# SHORT TASK
Collect each line containing "amount".

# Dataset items

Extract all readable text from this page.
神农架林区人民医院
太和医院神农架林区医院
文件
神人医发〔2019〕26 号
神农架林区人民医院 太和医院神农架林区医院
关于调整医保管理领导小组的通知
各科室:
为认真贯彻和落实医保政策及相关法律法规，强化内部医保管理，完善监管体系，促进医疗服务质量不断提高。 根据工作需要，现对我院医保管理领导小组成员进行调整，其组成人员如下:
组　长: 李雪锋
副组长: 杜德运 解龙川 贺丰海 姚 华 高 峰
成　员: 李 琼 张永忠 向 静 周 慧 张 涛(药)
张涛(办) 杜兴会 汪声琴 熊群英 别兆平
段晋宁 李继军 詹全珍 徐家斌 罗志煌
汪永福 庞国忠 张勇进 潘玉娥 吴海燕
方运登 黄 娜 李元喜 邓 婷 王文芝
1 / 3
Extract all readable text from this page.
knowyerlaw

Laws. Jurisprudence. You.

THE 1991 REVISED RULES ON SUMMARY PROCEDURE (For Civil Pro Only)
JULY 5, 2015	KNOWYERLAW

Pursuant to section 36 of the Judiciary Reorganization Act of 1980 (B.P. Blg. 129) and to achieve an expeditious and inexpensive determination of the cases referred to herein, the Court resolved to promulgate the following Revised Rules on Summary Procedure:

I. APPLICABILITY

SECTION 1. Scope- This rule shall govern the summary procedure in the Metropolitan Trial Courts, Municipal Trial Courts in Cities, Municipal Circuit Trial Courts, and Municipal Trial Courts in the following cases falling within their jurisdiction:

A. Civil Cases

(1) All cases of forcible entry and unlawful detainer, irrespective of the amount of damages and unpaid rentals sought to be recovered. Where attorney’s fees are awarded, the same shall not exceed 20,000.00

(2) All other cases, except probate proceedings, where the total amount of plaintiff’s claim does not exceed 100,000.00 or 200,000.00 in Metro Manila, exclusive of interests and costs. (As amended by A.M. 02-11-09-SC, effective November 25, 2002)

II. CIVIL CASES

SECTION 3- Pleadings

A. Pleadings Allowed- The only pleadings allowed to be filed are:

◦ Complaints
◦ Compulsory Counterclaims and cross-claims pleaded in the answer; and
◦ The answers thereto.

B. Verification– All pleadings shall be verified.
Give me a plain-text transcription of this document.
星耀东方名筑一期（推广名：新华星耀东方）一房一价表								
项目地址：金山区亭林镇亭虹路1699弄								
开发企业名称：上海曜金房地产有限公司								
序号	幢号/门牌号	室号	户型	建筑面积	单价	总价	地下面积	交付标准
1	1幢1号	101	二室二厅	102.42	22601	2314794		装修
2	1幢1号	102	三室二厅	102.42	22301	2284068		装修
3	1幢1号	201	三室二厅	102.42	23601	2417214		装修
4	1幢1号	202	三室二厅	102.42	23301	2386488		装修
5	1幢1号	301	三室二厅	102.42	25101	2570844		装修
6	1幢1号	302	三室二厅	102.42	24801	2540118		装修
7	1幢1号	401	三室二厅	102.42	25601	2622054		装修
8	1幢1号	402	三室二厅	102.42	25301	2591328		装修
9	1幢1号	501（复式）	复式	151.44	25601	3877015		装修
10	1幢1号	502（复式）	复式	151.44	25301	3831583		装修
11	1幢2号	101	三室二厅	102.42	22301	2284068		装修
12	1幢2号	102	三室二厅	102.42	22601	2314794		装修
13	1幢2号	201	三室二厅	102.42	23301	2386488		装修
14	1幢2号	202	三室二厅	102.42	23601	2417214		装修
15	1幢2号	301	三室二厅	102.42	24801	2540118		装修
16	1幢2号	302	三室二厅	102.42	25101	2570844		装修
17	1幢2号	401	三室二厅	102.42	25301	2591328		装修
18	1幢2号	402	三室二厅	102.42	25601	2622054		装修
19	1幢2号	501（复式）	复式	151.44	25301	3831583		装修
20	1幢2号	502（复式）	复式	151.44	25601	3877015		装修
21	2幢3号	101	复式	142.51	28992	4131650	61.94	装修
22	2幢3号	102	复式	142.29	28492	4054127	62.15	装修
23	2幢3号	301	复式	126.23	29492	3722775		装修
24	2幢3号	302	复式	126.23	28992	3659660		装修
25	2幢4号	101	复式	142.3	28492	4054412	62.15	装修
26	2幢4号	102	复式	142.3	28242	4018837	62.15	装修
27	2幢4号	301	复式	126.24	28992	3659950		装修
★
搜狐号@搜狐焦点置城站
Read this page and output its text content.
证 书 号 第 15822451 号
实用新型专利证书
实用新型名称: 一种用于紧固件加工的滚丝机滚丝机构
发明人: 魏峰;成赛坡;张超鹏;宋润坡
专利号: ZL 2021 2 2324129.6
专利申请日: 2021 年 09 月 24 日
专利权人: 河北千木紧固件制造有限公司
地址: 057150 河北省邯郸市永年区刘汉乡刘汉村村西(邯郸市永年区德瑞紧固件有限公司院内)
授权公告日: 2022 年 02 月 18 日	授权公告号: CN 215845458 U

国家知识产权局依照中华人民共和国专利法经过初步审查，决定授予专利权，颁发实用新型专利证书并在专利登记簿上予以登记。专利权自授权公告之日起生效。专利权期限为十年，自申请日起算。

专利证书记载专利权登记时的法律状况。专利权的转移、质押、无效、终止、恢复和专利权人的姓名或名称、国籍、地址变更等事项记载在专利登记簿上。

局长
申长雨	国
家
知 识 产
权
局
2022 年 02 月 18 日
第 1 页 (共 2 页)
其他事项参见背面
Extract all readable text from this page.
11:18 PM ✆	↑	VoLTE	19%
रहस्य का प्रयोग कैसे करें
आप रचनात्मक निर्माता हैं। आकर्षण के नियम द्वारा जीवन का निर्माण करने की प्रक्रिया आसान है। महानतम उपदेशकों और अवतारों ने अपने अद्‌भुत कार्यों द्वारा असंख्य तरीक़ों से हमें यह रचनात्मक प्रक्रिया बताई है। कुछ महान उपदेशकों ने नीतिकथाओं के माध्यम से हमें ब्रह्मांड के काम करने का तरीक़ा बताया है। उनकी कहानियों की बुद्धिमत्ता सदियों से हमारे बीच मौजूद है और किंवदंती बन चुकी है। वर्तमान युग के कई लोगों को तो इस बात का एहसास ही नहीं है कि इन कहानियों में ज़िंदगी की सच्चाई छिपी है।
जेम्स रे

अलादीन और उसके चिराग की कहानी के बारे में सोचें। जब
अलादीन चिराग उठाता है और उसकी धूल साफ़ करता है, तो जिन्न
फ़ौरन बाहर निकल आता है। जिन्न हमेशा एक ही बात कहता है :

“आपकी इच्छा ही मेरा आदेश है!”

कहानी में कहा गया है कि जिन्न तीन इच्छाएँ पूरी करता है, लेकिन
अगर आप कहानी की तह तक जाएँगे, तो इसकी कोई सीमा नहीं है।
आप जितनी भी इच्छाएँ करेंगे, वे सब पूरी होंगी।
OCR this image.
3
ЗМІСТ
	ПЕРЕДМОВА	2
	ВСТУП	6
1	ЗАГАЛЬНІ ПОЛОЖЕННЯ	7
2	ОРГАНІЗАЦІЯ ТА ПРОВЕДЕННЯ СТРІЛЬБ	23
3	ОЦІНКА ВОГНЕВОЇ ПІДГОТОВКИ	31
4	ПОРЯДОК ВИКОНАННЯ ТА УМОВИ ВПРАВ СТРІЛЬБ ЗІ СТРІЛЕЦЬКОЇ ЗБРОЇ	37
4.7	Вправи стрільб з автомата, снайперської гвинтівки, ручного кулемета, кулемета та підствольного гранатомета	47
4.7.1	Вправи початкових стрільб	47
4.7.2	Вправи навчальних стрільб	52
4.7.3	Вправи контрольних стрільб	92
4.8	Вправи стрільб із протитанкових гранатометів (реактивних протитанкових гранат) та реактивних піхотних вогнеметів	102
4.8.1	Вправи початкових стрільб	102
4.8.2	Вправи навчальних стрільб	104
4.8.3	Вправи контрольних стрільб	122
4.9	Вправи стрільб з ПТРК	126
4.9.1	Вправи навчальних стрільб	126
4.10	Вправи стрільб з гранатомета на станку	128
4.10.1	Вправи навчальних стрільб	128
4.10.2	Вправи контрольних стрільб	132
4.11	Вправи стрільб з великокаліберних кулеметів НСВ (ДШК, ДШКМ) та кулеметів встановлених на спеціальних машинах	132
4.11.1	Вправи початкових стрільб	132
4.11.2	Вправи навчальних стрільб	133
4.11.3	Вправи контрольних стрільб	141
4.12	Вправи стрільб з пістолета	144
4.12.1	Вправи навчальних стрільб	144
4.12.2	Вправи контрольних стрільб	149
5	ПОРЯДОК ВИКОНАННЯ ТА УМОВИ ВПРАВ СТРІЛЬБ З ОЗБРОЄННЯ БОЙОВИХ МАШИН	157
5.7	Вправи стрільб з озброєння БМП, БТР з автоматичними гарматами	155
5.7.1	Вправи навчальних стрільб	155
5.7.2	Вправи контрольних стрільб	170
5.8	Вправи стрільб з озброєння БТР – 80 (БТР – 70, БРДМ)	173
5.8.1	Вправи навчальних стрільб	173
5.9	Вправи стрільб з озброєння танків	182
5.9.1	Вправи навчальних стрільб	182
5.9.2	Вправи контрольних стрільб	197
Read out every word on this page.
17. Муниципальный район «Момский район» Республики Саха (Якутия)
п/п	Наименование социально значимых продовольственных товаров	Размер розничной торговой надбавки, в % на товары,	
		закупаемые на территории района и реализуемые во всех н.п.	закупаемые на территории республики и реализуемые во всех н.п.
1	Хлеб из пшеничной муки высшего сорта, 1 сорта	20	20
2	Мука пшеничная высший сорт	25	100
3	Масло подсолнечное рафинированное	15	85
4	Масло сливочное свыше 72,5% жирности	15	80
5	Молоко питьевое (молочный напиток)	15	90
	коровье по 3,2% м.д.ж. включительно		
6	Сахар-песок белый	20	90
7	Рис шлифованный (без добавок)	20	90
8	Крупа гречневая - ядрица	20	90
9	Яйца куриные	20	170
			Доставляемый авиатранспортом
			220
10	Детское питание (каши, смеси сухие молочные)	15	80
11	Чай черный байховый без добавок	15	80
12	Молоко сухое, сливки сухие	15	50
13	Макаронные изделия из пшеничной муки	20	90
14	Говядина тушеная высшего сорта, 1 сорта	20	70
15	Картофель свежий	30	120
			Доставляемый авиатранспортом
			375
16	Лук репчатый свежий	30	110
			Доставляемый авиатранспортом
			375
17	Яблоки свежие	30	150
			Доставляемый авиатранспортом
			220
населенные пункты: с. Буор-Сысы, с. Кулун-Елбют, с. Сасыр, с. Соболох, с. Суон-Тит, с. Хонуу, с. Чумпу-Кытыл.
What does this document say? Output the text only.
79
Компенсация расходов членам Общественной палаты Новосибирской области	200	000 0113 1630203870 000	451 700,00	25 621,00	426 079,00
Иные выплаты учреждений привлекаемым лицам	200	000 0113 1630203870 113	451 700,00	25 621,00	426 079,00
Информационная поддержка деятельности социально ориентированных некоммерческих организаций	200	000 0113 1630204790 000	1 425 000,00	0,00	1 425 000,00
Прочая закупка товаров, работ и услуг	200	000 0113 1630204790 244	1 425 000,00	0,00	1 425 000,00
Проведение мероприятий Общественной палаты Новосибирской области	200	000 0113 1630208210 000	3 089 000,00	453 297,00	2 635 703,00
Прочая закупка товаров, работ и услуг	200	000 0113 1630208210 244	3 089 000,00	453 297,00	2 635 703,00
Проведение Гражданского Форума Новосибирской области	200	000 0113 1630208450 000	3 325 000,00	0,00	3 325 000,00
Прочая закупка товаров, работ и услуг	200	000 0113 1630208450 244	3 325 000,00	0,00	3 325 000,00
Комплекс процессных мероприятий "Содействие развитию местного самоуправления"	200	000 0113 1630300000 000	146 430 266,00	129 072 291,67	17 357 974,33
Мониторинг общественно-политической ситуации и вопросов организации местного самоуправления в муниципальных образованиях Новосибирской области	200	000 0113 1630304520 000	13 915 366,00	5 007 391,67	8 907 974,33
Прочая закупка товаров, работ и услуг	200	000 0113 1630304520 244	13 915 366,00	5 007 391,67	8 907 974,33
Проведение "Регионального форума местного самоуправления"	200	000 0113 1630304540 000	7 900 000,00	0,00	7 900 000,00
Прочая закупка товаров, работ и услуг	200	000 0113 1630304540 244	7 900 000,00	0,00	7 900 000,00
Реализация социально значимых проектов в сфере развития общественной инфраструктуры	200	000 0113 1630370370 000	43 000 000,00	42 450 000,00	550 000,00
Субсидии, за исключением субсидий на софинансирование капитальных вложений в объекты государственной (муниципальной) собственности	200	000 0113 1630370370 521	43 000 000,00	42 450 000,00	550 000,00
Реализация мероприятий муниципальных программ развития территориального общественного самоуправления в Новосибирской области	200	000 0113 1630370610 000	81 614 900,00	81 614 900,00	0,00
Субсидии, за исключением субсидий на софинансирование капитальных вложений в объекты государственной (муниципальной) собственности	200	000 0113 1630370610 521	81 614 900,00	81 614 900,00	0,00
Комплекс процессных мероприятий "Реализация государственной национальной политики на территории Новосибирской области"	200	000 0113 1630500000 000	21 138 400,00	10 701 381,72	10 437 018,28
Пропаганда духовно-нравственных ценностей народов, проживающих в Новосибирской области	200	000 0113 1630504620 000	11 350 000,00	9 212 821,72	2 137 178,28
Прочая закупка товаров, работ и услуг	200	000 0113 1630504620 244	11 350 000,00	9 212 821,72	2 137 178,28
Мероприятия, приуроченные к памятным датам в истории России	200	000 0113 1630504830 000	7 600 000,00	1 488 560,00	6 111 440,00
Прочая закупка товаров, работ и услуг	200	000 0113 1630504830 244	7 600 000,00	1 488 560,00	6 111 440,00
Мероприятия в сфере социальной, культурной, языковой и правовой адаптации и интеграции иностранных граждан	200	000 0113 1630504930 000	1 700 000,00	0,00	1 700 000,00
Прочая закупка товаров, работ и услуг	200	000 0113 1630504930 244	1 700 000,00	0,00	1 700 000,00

# FINAL RESULT
(1) All cases of forcible entry and unlawful detainer, irrespective of the amount of damages and unpaid rentals sought to be recovered. Where attorney’s fees are awarded, the same shall not exceed 20,000.00
(2) All other cases, except probate proceedings, where the total amount of plaintiff’s claim does not exceed 100,000.00 or 200,000.00 in Metro Manila, exclusive of interests and costs. (As amended by A.M. 02-11-09-SC, effective November 25, 2002)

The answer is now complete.